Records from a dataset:
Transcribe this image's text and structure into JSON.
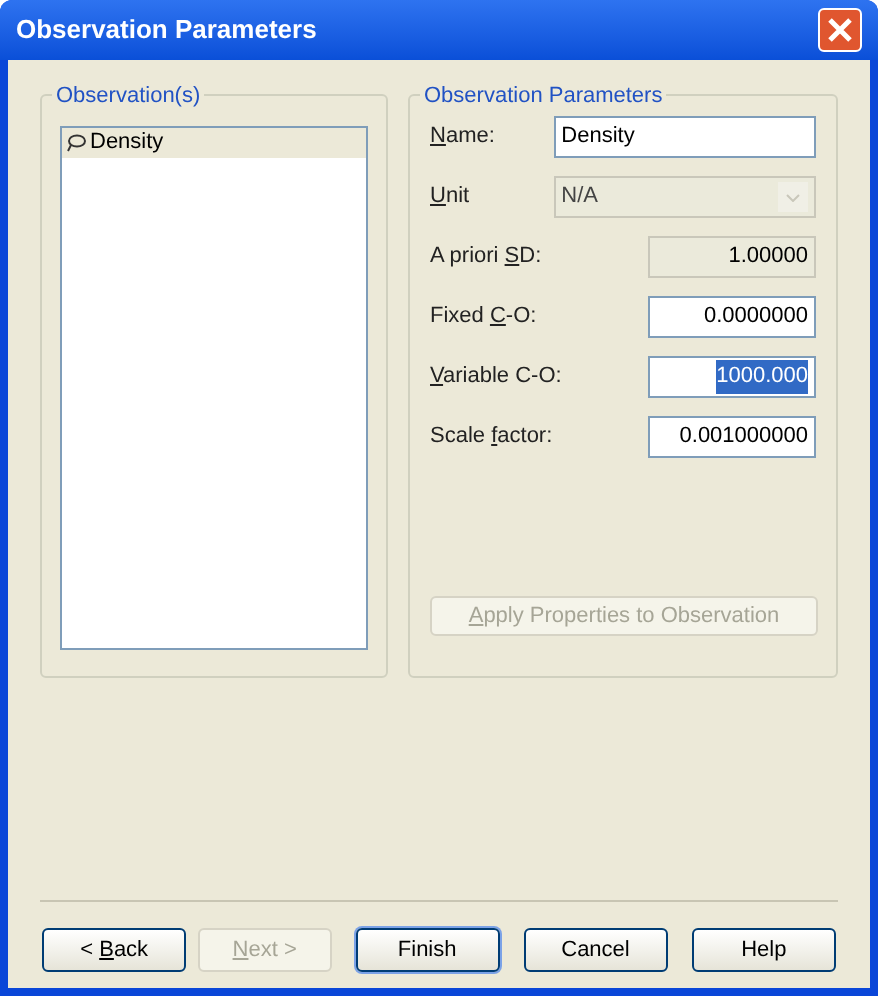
{
  "window": {
    "title": "Observation Parameters"
  },
  "observations": {
    "title": "Observation(s)",
    "items": [
      {
        "label": "Density",
        "selected": true
      }
    ]
  },
  "parameters": {
    "title": "Observation Parameters",
    "fields": [
      {
        "kind": "text",
        "label": {
          "key": "N",
          "after": "ame:"
        },
        "value": "Density",
        "disabled": false,
        "highlighted": false
      },
      {
        "kind": "combo",
        "label": {
          "key": "U",
          "after": "nit"
        },
        "value": "N/A",
        "disabled": true,
        "highlighted": false
      },
      {
        "kind": "number",
        "label": {
          "before": "A priori ",
          "key": "S",
          "after": "D:"
        },
        "value": "1.00000",
        "disabled": true,
        "highlighted": false
      },
      {
        "kind": "number",
        "label": {
          "before": "Fixed ",
          "key": "C",
          "after": "-O:"
        },
        "value": "0.0000000",
        "disabled": false,
        "highlighted": false
      },
      {
        "kind": "number",
        "label": {
          "key": "V",
          "after": "ariable C-O:"
        },
        "value": "1000.000",
        "disabled": false,
        "highlighted": true
      },
      {
        "kind": "number",
        "label": {
          "before": "Scale ",
          "key": "f",
          "after": "actor:"
        },
        "value": "0.001000000",
        "disabled": false,
        "highlighted": false
      }
    ],
    "apply_button": {
      "label": {
        "key": "A",
        "after": "pply Properties to Observation"
      },
      "disabled": true
    }
  },
  "buttons": [
    {
      "label": {
        "before": "< ",
        "key": "B",
        "after": "ack"
      },
      "disabled": false,
      "default": false
    },
    {
      "label": {
        "key": "N",
        "after": "ext >"
      },
      "disabled": true,
      "default": false
    },
    {
      "label": {
        "before": "Finish"
      },
      "disabled": false,
      "default": true
    },
    {
      "label": {
        "before": "Cancel"
      },
      "disabled": false,
      "default": false
    },
    {
      "label": {
        "before": "Help"
      },
      "disabled": false,
      "default": false
    }
  ]
}
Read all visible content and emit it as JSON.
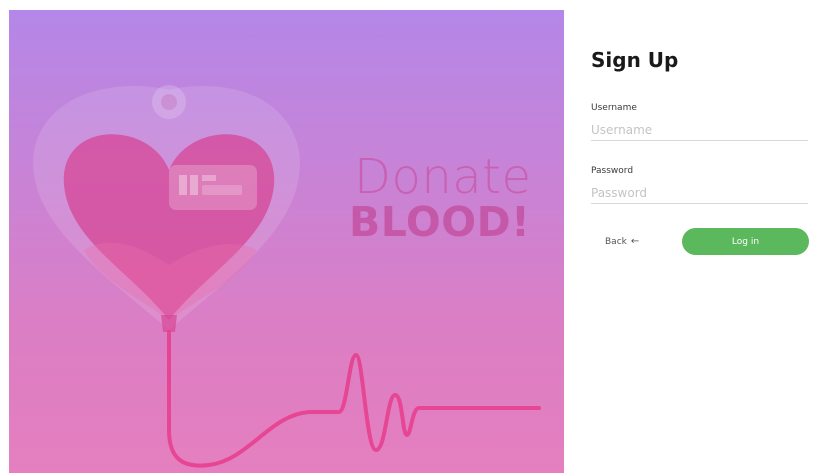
{
  "hero": {
    "headline_line1": "Donate",
    "headline_line2": "BLOOD!"
  },
  "form": {
    "title": "Sign Up",
    "username": {
      "label": "Username",
      "placeholder": "Username",
      "value": ""
    },
    "password": {
      "label": "Password",
      "placeholder": "Password",
      "value": ""
    },
    "back_label": "Back",
    "back_icon": "arrow-left-icon",
    "submit_label": "Log in"
  },
  "colors": {
    "submit_button": "#5cb85c",
    "hero_top": "#b487e8",
    "hero_bottom": "#e57fbf"
  }
}
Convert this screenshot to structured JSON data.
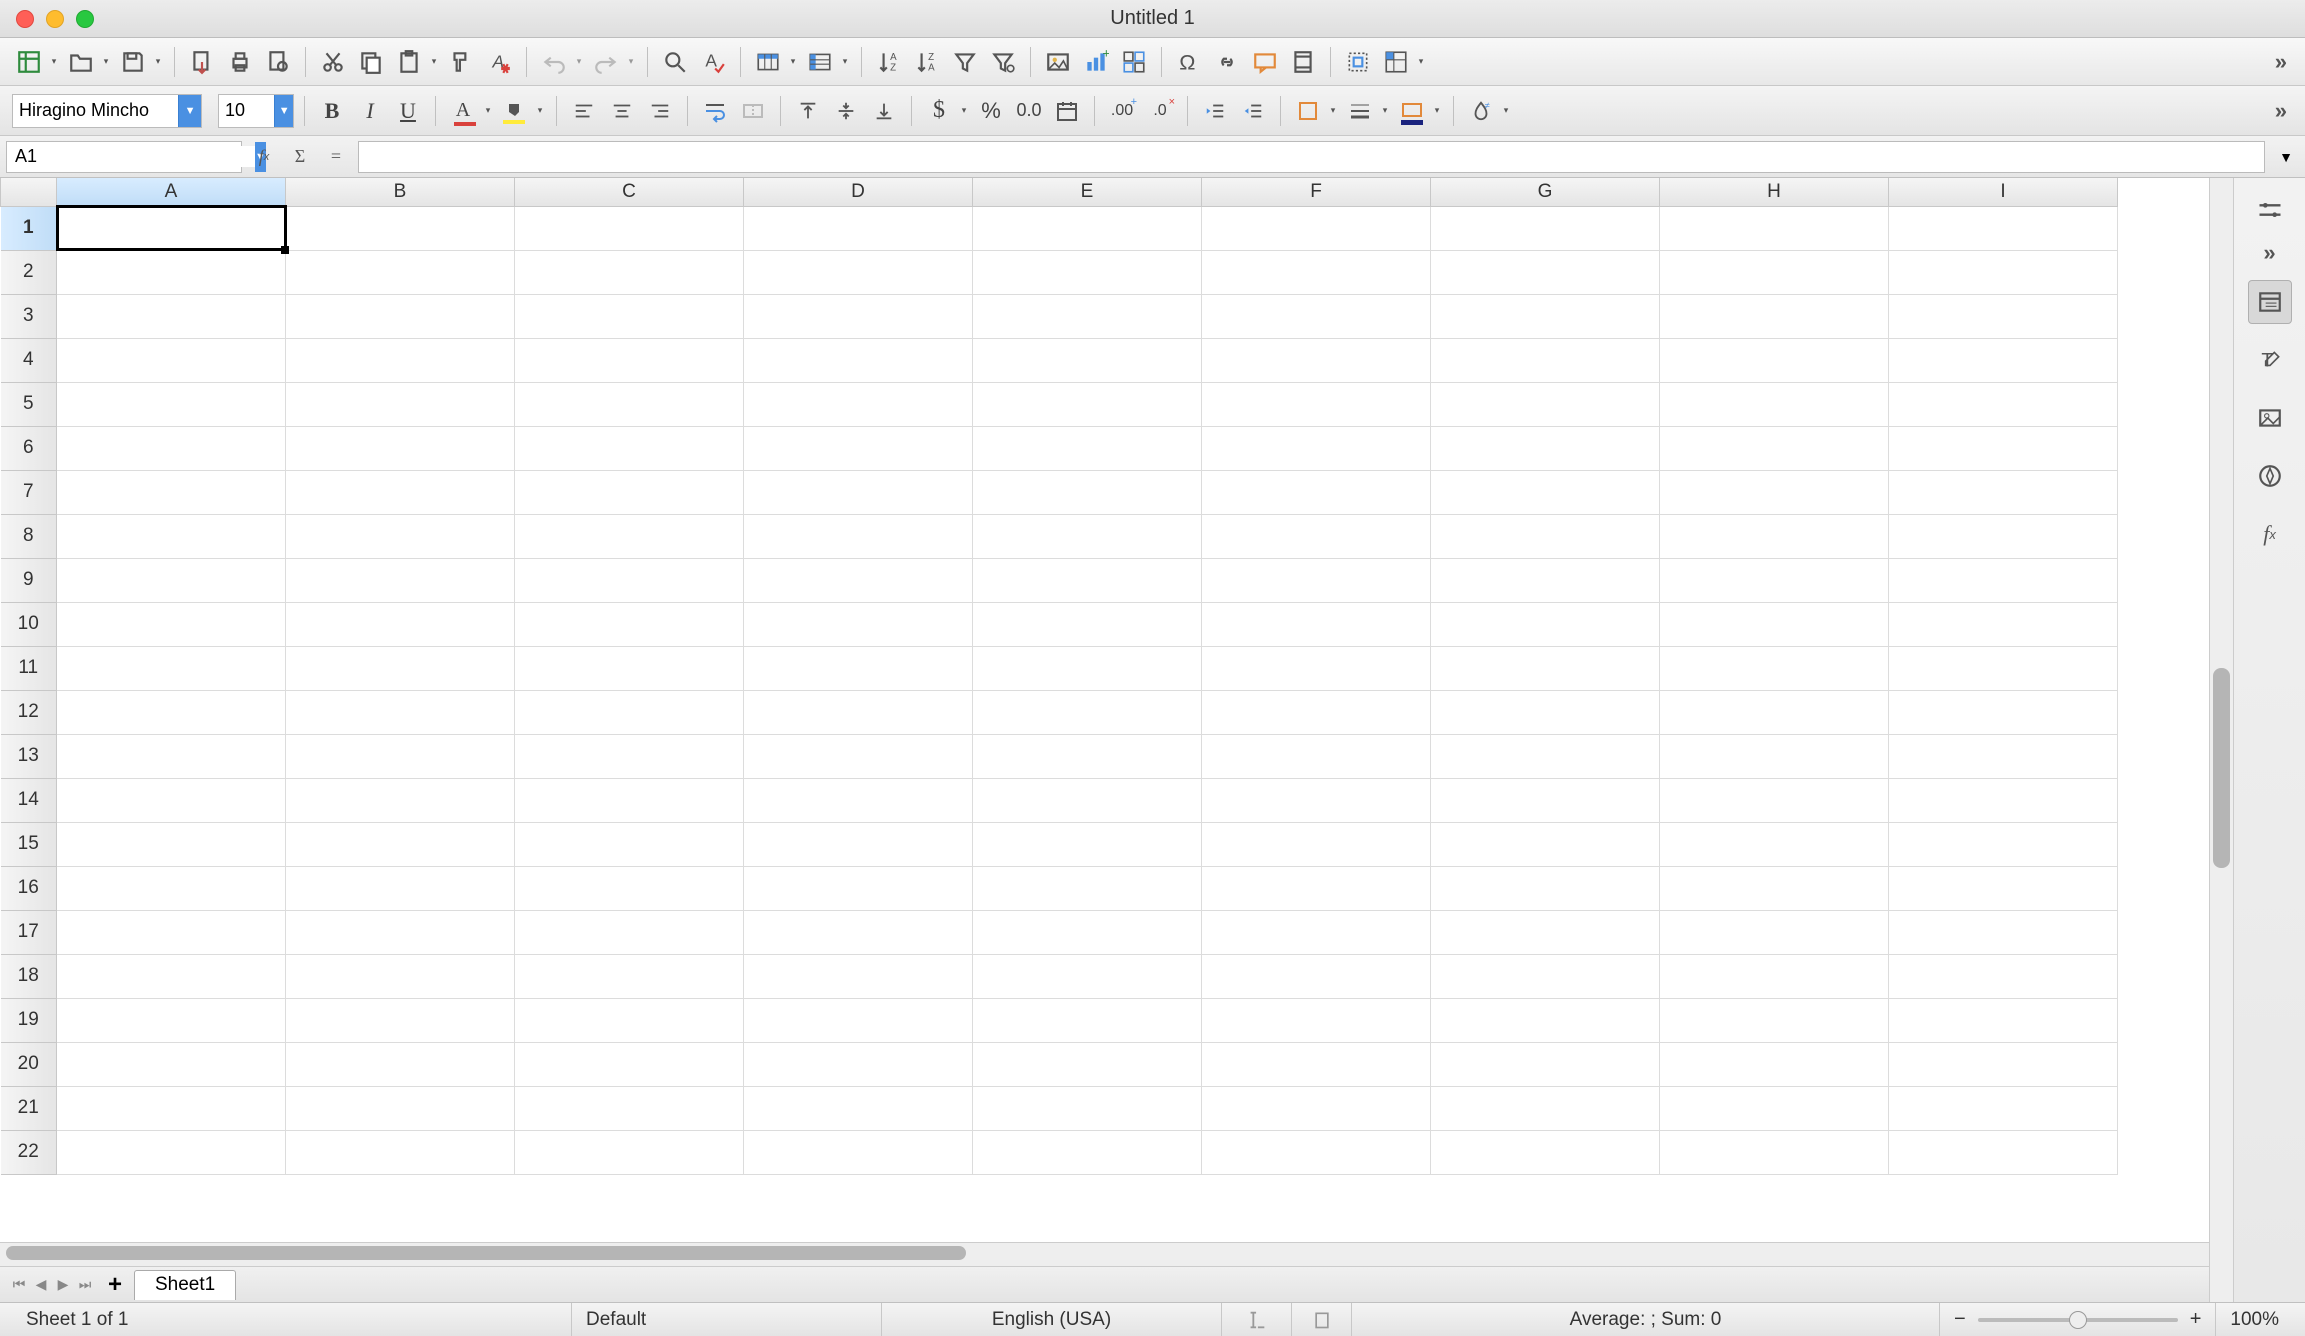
{
  "window": {
    "title": "Untitled 1"
  },
  "toolbar": {
    "font_name": "Hiragino Mincho",
    "font_size": "10"
  },
  "namebox": {
    "ref": "A1"
  },
  "formula": {
    "value": ""
  },
  "columns": [
    "A",
    "B",
    "C",
    "D",
    "E",
    "F",
    "G",
    "H",
    "I"
  ],
  "rows": [
    "1",
    "2",
    "3",
    "4",
    "5",
    "6",
    "7",
    "8",
    "9",
    "10",
    "11",
    "12",
    "13",
    "14",
    "15",
    "16",
    "17",
    "18",
    "19",
    "20",
    "21",
    "22"
  ],
  "selected": {
    "col": "A",
    "row": "1"
  },
  "tabs": {
    "sheet1": "Sheet1"
  },
  "status": {
    "sheet_count": "Sheet 1 of 1",
    "style": "Default",
    "language": "English (USA)",
    "summary": "Average: ; Sum: 0",
    "zoom": "100%"
  }
}
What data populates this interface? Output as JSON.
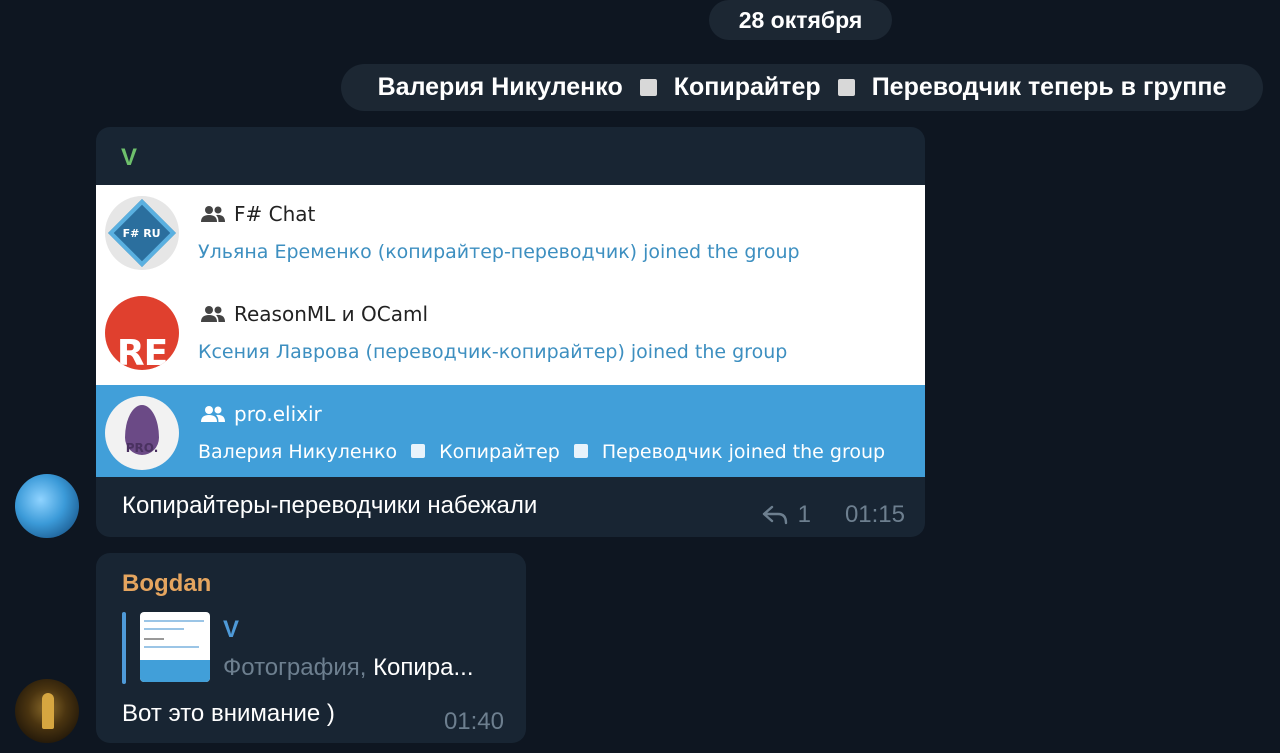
{
  "date_label": "28 октября",
  "service_message": {
    "parts": [
      "Валерия Никуленко",
      "Копирайтер",
      "Переводчик теперь в группе"
    ]
  },
  "message1": {
    "sender": "V",
    "screenshot_chats": [
      {
        "name": "F# Chat",
        "avatar_text": "F# RU",
        "line": "Ульяна Еременко (копирайтер-переводчик) joined the group"
      },
      {
        "name": "ReasonML и OCaml",
        "avatar_text": "RE",
        "line": "Ксения Лаврова (переводчик-копирайтер) joined the group"
      },
      {
        "name": "pro.elixir",
        "avatar_text": "PRO.",
        "line_parts": [
          "Валерия Никуленко",
          "Копирайтер",
          "Переводчик joined the group"
        ]
      }
    ],
    "caption": "Копирайтеры-переводчики набежали",
    "reply_count": "1",
    "time": "01:15"
  },
  "message2": {
    "sender": "Bogdan",
    "reply": {
      "author": "V",
      "kind": "Фотография, ",
      "text": "Копира..."
    },
    "caption": "Вот это внимание )",
    "time": "01:40"
  },
  "colors": {
    "background": "#0e1621",
    "bubble": "#182533",
    "pill": "#1c2733",
    "sender_v": "#6ec06c",
    "sender_bogdan": "#e5a55f",
    "accent": "#4e9ad8",
    "selected_row": "#419fd9",
    "meta": "#6d7f8f"
  },
  "icons": [
    "group-icon",
    "reply-icon"
  ]
}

▶ [STATED GOAL]: Scan the material above. Copy each line where "joined" occurs.

▶ [SOLVED EXERCISE]:
        "line": "Ульяна Еременко (копирайтер-переводчик) joined the group"
        "line": "Ксения Лаврова (переводчик-копирайтер) joined the group"
          "Переводчик joined the group"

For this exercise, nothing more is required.